■ The data ■
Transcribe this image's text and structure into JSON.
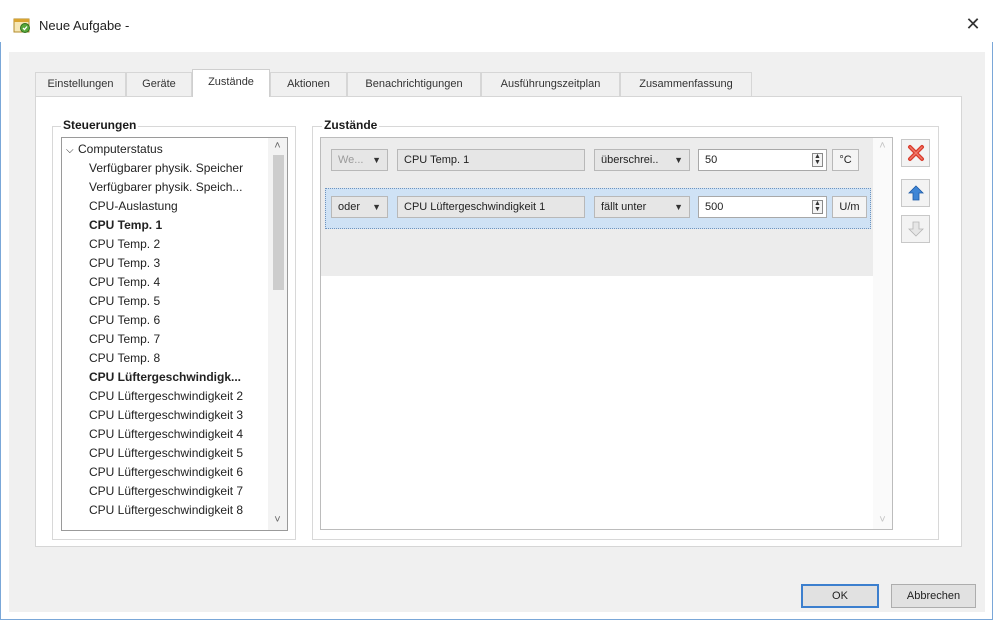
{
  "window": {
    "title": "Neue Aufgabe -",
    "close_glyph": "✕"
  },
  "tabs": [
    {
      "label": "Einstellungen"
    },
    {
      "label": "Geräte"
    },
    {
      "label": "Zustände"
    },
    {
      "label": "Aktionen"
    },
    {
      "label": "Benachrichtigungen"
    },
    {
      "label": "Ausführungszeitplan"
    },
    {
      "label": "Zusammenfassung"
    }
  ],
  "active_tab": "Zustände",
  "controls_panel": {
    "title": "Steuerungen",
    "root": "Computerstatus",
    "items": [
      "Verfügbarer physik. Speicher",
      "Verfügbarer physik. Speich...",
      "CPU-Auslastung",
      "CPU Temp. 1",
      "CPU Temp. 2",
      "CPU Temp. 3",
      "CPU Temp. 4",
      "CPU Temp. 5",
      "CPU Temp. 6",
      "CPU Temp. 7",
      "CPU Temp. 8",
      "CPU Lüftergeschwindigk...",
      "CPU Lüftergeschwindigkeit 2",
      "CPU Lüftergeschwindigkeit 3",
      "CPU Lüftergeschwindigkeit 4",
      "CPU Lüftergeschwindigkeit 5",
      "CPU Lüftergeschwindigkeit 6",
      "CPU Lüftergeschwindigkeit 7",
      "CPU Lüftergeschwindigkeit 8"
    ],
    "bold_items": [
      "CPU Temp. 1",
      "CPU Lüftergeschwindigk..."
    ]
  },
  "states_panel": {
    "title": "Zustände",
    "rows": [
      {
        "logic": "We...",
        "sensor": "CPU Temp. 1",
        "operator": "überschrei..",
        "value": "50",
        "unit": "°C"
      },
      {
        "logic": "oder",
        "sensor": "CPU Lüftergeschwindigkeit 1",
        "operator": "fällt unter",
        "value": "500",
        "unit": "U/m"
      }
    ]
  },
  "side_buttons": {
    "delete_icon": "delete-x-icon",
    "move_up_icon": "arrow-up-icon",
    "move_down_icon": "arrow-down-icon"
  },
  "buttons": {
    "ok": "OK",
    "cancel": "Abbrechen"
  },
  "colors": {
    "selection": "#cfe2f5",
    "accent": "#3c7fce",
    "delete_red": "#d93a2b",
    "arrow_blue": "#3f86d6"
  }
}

■ What is asked ■
Write the records above out again exactly, with no pictures in your copy.

■ Correct output ■
Transcribe this image's text and structure into JSON.
{
  "window": {
    "title": "Neue Aufgabe -",
    "close_glyph": "✕"
  },
  "tabs": [
    {
      "label": "Einstellungen"
    },
    {
      "label": "Geräte"
    },
    {
      "label": "Zustände"
    },
    {
      "label": "Aktionen"
    },
    {
      "label": "Benachrichtigungen"
    },
    {
      "label": "Ausführungszeitplan"
    },
    {
      "label": "Zusammenfassung"
    }
  ],
  "active_tab": "Zustände",
  "controls_panel": {
    "title": "Steuerungen",
    "root": "Computerstatus",
    "items": [
      "Verfügbarer physik. Speicher",
      "Verfügbarer physik. Speich...",
      "CPU-Auslastung",
      "CPU Temp. 1",
      "CPU Temp. 2",
      "CPU Temp. 3",
      "CPU Temp. 4",
      "CPU Temp. 5",
      "CPU Temp. 6",
      "CPU Temp. 7",
      "CPU Temp. 8",
      "CPU Lüftergeschwindigk...",
      "CPU Lüftergeschwindigkeit 2",
      "CPU Lüftergeschwindigkeit 3",
      "CPU Lüftergeschwindigkeit 4",
      "CPU Lüftergeschwindigkeit 5",
      "CPU Lüftergeschwindigkeit 6",
      "CPU Lüftergeschwindigkeit 7",
      "CPU Lüftergeschwindigkeit 8"
    ],
    "bold_items": [
      "CPU Temp. 1",
      "CPU Lüftergeschwindigk..."
    ]
  },
  "states_panel": {
    "title": "Zustände",
    "rows": [
      {
        "logic": "We...",
        "sensor": "CPU Temp. 1",
        "operator": "überschrei..",
        "value": "50",
        "unit": "°C"
      },
      {
        "logic": "oder",
        "sensor": "CPU Lüftergeschwindigkeit 1",
        "operator": "fällt unter",
        "value": "500",
        "unit": "U/m"
      }
    ]
  },
  "side_buttons": {
    "delete_icon": "delete-x-icon",
    "move_up_icon": "arrow-up-icon",
    "move_down_icon": "arrow-down-icon"
  },
  "buttons": {
    "ok": "OK",
    "cancel": "Abbrechen"
  },
  "colors": {
    "selection": "#cfe2f5",
    "accent": "#3c7fce",
    "delete_red": "#d93a2b",
    "arrow_blue": "#3f86d6"
  }
}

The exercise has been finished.